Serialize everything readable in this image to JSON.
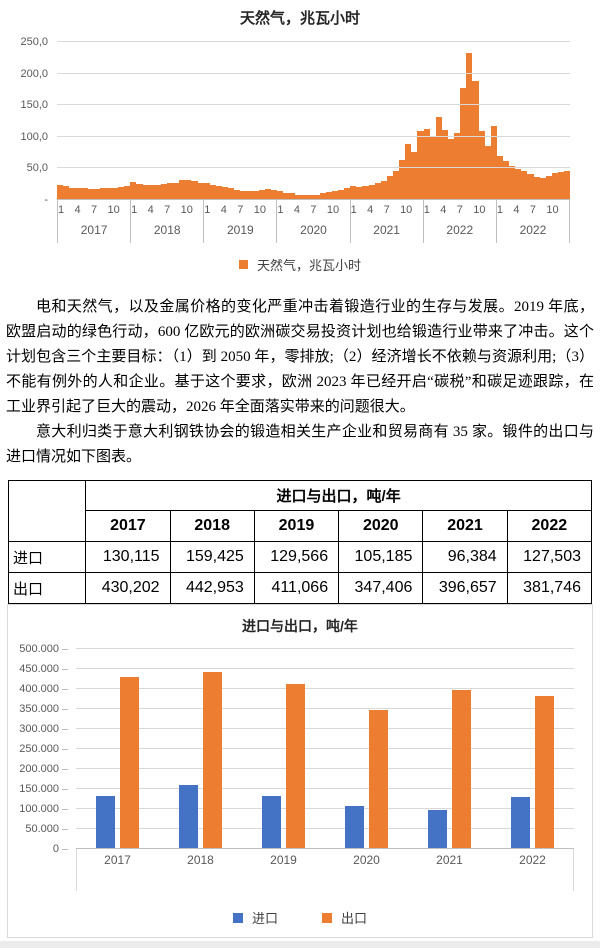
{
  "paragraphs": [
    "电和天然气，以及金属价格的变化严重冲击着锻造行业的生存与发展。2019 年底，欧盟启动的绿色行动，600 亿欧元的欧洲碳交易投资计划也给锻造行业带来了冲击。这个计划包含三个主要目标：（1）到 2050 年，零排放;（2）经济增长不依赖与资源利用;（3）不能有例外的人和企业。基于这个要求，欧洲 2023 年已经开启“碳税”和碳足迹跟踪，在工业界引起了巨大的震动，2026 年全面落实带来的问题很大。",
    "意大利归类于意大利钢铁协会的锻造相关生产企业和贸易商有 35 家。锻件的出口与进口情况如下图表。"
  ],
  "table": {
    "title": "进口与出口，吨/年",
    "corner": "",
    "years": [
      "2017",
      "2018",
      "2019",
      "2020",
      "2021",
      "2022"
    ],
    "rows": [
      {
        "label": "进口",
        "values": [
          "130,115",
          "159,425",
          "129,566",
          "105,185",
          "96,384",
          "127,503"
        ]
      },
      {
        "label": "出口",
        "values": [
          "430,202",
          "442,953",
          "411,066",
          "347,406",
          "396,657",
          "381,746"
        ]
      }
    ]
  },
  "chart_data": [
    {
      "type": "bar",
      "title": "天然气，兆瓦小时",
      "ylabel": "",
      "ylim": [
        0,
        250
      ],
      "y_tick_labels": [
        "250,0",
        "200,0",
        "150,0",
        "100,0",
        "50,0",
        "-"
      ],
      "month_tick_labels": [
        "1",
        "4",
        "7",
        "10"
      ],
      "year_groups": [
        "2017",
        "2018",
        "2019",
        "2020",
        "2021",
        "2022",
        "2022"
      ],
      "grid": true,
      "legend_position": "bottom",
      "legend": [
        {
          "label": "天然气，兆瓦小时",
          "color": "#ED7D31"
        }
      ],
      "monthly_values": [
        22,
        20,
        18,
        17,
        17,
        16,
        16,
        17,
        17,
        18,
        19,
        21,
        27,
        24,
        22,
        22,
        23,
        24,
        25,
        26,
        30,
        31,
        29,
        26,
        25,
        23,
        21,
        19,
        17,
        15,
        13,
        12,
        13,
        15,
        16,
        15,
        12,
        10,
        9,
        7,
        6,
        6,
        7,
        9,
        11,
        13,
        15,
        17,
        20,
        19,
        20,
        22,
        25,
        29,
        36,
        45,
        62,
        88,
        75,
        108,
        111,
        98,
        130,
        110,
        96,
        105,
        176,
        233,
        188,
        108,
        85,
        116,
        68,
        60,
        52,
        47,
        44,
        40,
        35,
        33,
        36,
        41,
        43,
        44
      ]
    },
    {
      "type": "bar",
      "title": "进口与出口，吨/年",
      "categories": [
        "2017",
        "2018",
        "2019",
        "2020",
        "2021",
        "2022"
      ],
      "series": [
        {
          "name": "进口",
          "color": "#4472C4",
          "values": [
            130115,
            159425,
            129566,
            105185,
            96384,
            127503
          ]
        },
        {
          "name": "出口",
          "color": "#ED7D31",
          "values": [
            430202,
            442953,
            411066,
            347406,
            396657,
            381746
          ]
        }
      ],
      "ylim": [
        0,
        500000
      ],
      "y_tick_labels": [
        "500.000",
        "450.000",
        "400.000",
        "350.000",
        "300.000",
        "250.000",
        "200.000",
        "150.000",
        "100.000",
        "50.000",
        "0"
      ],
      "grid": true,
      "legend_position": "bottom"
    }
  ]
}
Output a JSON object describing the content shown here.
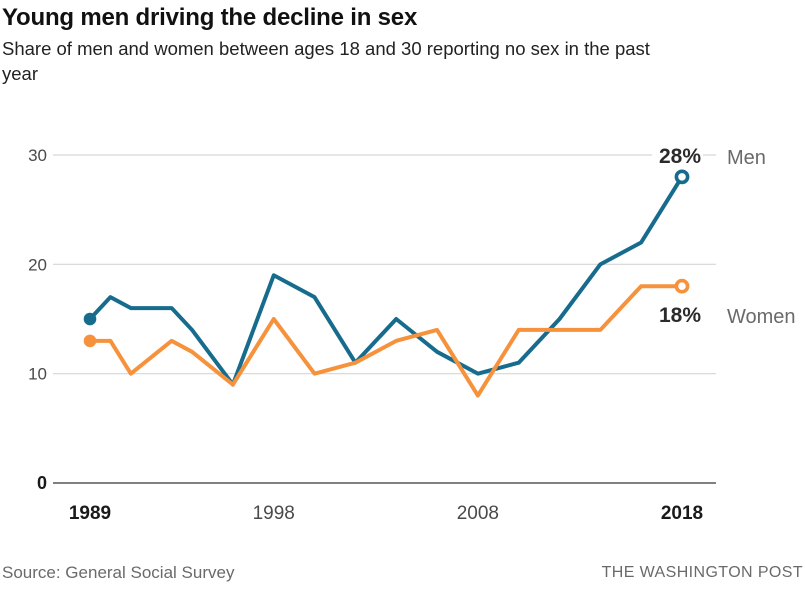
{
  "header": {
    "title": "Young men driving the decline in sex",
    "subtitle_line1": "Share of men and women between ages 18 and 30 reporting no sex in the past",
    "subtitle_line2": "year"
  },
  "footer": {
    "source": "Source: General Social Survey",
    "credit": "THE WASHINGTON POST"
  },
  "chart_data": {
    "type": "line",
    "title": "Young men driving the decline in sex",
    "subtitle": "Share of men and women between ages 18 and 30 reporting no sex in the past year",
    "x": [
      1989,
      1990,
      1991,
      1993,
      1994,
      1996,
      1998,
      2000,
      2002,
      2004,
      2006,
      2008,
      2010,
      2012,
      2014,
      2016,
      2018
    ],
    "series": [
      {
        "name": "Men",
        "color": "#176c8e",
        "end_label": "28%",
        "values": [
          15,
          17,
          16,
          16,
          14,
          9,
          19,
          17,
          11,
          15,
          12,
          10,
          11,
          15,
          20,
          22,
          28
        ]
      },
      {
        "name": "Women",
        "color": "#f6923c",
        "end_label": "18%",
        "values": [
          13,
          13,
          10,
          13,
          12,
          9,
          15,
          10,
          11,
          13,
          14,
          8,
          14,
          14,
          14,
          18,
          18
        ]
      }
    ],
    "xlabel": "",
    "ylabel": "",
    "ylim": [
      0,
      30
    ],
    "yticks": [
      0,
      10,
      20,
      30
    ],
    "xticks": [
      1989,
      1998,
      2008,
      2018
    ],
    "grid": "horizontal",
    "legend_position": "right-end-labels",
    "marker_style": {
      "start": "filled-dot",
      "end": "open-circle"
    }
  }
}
==
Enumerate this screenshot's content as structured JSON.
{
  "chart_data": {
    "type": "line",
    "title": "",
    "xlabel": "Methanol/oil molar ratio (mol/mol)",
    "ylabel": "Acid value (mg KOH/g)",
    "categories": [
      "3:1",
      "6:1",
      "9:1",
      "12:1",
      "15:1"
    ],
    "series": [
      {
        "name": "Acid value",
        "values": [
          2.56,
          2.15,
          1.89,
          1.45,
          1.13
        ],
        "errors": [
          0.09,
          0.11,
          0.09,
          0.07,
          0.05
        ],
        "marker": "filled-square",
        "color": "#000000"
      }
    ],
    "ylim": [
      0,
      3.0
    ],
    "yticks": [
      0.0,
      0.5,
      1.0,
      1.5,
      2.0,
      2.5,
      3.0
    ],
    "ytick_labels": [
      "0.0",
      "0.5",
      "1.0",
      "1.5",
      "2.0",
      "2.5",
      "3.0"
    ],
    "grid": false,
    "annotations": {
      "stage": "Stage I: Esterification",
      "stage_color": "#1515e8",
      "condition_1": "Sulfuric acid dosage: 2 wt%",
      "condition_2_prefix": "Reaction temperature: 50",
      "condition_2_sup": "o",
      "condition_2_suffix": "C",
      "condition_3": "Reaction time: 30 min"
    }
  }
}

DIRECTIONS = Return each line that includes "between".

ANSWER IN FULL =
    "subtitle_line1": "Share of men and women between ages 18 and 30 reporting no sex in the past",
    "subtitle": "Share of men and women between ages 18 and 30 reporting no sex in the past year",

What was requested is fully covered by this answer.